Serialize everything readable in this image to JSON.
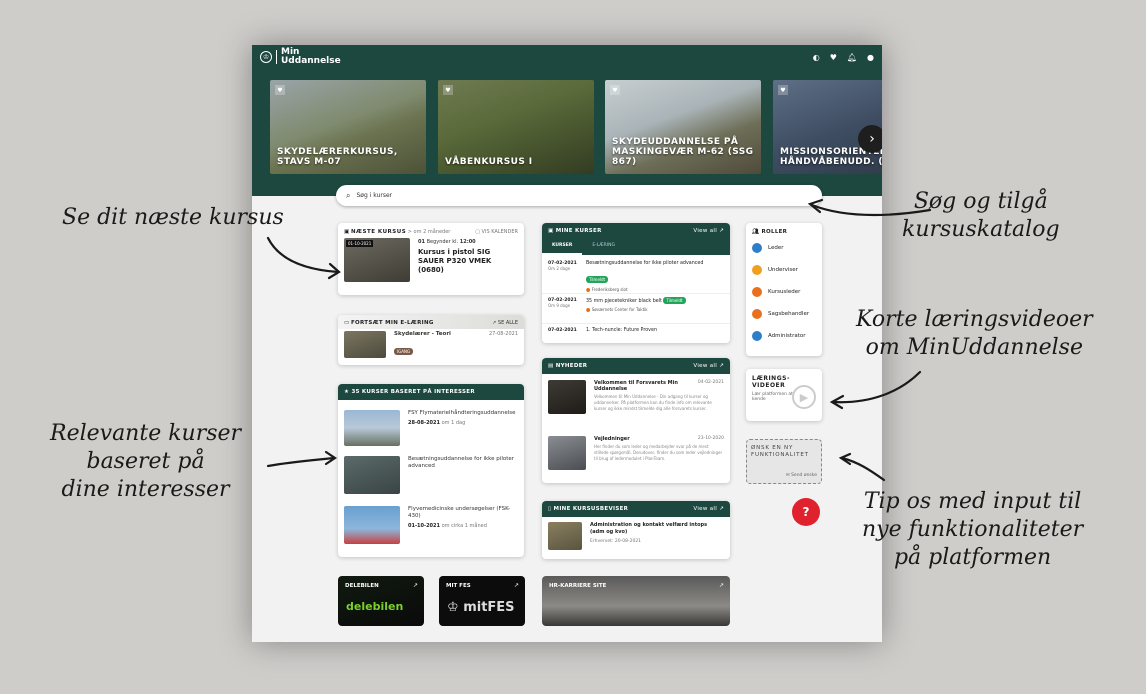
{
  "app": {
    "brand": "Min Uddannelse",
    "brand_line1": "Min",
    "brand_line2": "Uddannelse"
  },
  "topbar_icons": [
    "contrast-icon",
    "heart-icon",
    "bell-icon",
    "user-icon"
  ],
  "hero_cards": [
    {
      "title_l1": "SKYDELÆRERKURSUS,",
      "title_l2": "STAVS M-07"
    },
    {
      "title_l1": "VÅBENKURSUS I",
      "title_l2": ""
    },
    {
      "title_l1": "SKYDEUDDANNELSE PÅ",
      "title_l2": "MASKINGEVÆR M-62 (SSG 867)"
    },
    {
      "title_l1": "MISSIONSORIENTERE",
      "title_l2": "HÅNDVÅBENUDD. (SS"
    }
  ],
  "search": {
    "placeholder": "Søg i kurser"
  },
  "next_course": {
    "heading": "NÆSTE KURSUS",
    "when": "om 2 måneder",
    "calendar": "VIS KALENDER",
    "date_badge": "01-10-2021",
    "starts": "Begynder kl.",
    "day": "01",
    "time": "12:00",
    "title": "Kursus i pistol SIG SAUER P320 VMEK (0680)"
  },
  "elearning": {
    "heading": "FORTSÆT MIN E-LÆRING",
    "see_all": "SE ALLE",
    "item_title": "Skydelærer - Teori",
    "item_date": "27-08-2021",
    "item_badge": "IGANG"
  },
  "interests": {
    "heading": "35 KURSER BASERET PÅ INTERESSER",
    "items": [
      {
        "title": "FSY Flymaterielhåndteringsuddannelse",
        "date": "28-08-2021",
        "meta": "om 1 dag"
      },
      {
        "title": "Besætningsuddannelse for ikke piloter advanced",
        "date": "",
        "meta": ""
      },
      {
        "title": "Flyvemedicinske undersøgelser (FSK-430)",
        "date": "01-10-2021",
        "meta": "om cirka 1 måned"
      }
    ]
  },
  "my_courses": {
    "heading": "MINE KURSER",
    "view_all": "View all",
    "tab1": "KURSER",
    "tab2": "E-LÆRING",
    "items": [
      {
        "date": "07-02-2021",
        "rel": "Om 2 dage",
        "title": "Besætningsuddannelse for ikke piloter advanced",
        "badge": "Tilmeldt",
        "loc": "Frederiksberg slot"
      },
      {
        "date": "07-02-2021",
        "rel": "Om 9 dage",
        "title": "35 mm pjecetekniker black belt",
        "badge": "Tilmeldt",
        "loc": "Søværnets Center for Taktik"
      },
      {
        "date": "07-02-2021",
        "rel": "",
        "title": "1. Tech-nuncle: Future Proven",
        "badge": "",
        "loc": ""
      }
    ]
  },
  "news": {
    "heading": "NYHEDER",
    "view_all": "View all",
    "items": [
      {
        "title": "Velkommen til Forsvarets Min Uddannelse",
        "date": "04-02-2021",
        "body": "Velkommen til Min Uddannelse - Din adgang til kurser og uddannelser. På platformen kan du finde info om relevante kurser og ikke mindst tilmelde dig alle forsvarets kurser."
      },
      {
        "title": "Vejledninger",
        "date": "23-10-2020",
        "body": "Her finder du som leder og medarbejder svar på de mest stillede spørgsmål. Derudover, finder du som leder vejledninger til brug af ledermodulet i PlanTeam."
      }
    ]
  },
  "certificates": {
    "heading": "MINE KURSUSBEVISER",
    "view_all": "View all",
    "title": "Administration og kontakt velfærd intops (adm og kvo)",
    "earned": "Erhvervet: 20-08-2021"
  },
  "roles": {
    "heading": "ROLLER",
    "items": [
      {
        "label": "Leder",
        "color": "#2f7fc8"
      },
      {
        "label": "Underviser",
        "color": "#f0a020"
      },
      {
        "label": "Kursusleder",
        "color": "#e8701e"
      },
      {
        "label": "Sagsbehandler",
        "color": "#e8701e"
      },
      {
        "label": "Administrator",
        "color": "#2f7fc8"
      }
    ]
  },
  "videos": {
    "heading_l1": "LÆRINGS-",
    "heading_l2": "VIDEOER",
    "sub": "Lær platformen at kende"
  },
  "wish": {
    "heading_l1": "ØNSK EN NY",
    "heading_l2": "FUNKTIONALITET",
    "action": "Send ønske"
  },
  "help": {
    "label": "?"
  },
  "links": [
    {
      "label": "DELEBILEN",
      "logo_text": "delebilen"
    },
    {
      "label": "MIT FES",
      "logo_text": "mitFES"
    },
    {
      "label": "HR-KARRIERE SITE"
    }
  ],
  "annotations": {
    "a1": "Se dit næste kursus",
    "a2_l1": "Søg og tilgå",
    "a2_l2": "kursuskatalog",
    "a3_l1": "Korte læringsvideoer",
    "a3_l2": "om MinUddannelse",
    "a4_l1": "Relevante kurser",
    "a4_l2": "baseret på",
    "a4_l3": "dine interesser",
    "a5_l1": "Tip os med input til",
    "a5_l2": "nye funktionaliteter",
    "a5_l3": "på platformen"
  }
}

Task directions
All the lines above are to be given again exactly as they read, with the pictures removed.

Response below
Serialize everything readable in this image to JSON.
{
  "app": {
    "brand": "Min Uddannelse",
    "brand_line1": "Min",
    "brand_line2": "Uddannelse"
  },
  "topbar_icons": [
    "contrast-icon",
    "heart-icon",
    "bell-icon",
    "user-icon"
  ],
  "hero_cards": [
    {
      "title_l1": "SKYDELÆRERKURSUS,",
      "title_l2": "STAVS M-07"
    },
    {
      "title_l1": "VÅBENKURSUS I",
      "title_l2": ""
    },
    {
      "title_l1": "SKYDEUDDANNELSE PÅ",
      "title_l2": "MASKINGEVÆR M-62 (SSG 867)"
    },
    {
      "title_l1": "MISSIONSORIENTERE",
      "title_l2": "HÅNDVÅBENUDD. (SS"
    }
  ],
  "search": {
    "placeholder": "Søg i kurser"
  },
  "next_course": {
    "heading": "NÆSTE KURSUS",
    "when": "om 2 måneder",
    "calendar": "VIS KALENDER",
    "date_badge": "01-10-2021",
    "starts": "Begynder kl.",
    "day": "01",
    "time": "12:00",
    "title": "Kursus i pistol SIG SAUER P320 VMEK (0680)"
  },
  "elearning": {
    "heading": "FORTSÆT MIN E-LÆRING",
    "see_all": "SE ALLE",
    "item_title": "Skydelærer - Teori",
    "item_date": "27-08-2021",
    "item_badge": "IGANG"
  },
  "interests": {
    "heading": "35 KURSER BASERET PÅ INTERESSER",
    "items": [
      {
        "title": "FSY Flymaterielhåndteringsuddannelse",
        "date": "28-08-2021",
        "meta": "om 1 dag"
      },
      {
        "title": "Besætningsuddannelse for ikke piloter advanced",
        "date": "",
        "meta": ""
      },
      {
        "title": "Flyvemedicinske undersøgelser (FSK-430)",
        "date": "01-10-2021",
        "meta": "om cirka 1 måned"
      }
    ]
  },
  "my_courses": {
    "heading": "MINE KURSER",
    "view_all": "View all",
    "tab1": "KURSER",
    "tab2": "E-LÆRING",
    "items": [
      {
        "date": "07-02-2021",
        "rel": "Om 2 dage",
        "title": "Besætningsuddannelse for ikke piloter advanced",
        "badge": "Tilmeldt",
        "loc": "Frederiksberg slot"
      },
      {
        "date": "07-02-2021",
        "rel": "Om 9 dage",
        "title": "35 mm pjecetekniker black belt",
        "badge": "Tilmeldt",
        "loc": "Søværnets Center for Taktik"
      },
      {
        "date": "07-02-2021",
        "rel": "",
        "title": "1. Tech-nuncle: Future Proven",
        "badge": "",
        "loc": ""
      }
    ]
  },
  "news": {
    "heading": "NYHEDER",
    "view_all": "View all",
    "items": [
      {
        "title": "Velkommen til Forsvarets Min Uddannelse",
        "date": "04-02-2021",
        "body": "Velkommen til Min Uddannelse - Din adgang til kurser og uddannelser. På platformen kan du finde info om relevante kurser og ikke mindst tilmelde dig alle forsvarets kurser."
      },
      {
        "title": "Vejledninger",
        "date": "23-10-2020",
        "body": "Her finder du som leder og medarbejder svar på de mest stillede spørgsmål. Derudover, finder du som leder vejledninger til brug af ledermodulet i PlanTeam."
      }
    ]
  },
  "certificates": {
    "heading": "MINE KURSUSBEVISER",
    "view_all": "View all",
    "title": "Administration og kontakt velfærd intops (adm og kvo)",
    "earned": "Erhvervet: 20-08-2021"
  },
  "roles": {
    "heading": "ROLLER",
    "items": [
      {
        "label": "Leder",
        "color": "#2f7fc8"
      },
      {
        "label": "Underviser",
        "color": "#f0a020"
      },
      {
        "label": "Kursusleder",
        "color": "#e8701e"
      },
      {
        "label": "Sagsbehandler",
        "color": "#e8701e"
      },
      {
        "label": "Administrator",
        "color": "#2f7fc8"
      }
    ]
  },
  "videos": {
    "heading_l1": "LÆRINGS-",
    "heading_l2": "VIDEOER",
    "sub": "Lær platformen at kende"
  },
  "wish": {
    "heading_l1": "ØNSK EN NY",
    "heading_l2": "FUNKTIONALITET",
    "action": "Send ønske"
  },
  "help": {
    "label": "?"
  },
  "links": [
    {
      "label": "DELEBILEN",
      "logo_text": "delebilen"
    },
    {
      "label": "MIT FES",
      "logo_text": "mitFES"
    },
    {
      "label": "HR-KARRIERE SITE"
    }
  ],
  "annotations": {
    "a1": "Se dit næste kursus",
    "a2_l1": "Søg og tilgå",
    "a2_l2": "kursuskatalog",
    "a3_l1": "Korte læringsvideoer",
    "a3_l2": "om MinUddannelse",
    "a4_l1": "Relevante kurser",
    "a4_l2": "baseret på",
    "a4_l3": "dine interesser",
    "a5_l1": "Tip os med input til",
    "a5_l2": "nye funktionaliteter",
    "a5_l3": "på platformen"
  }
}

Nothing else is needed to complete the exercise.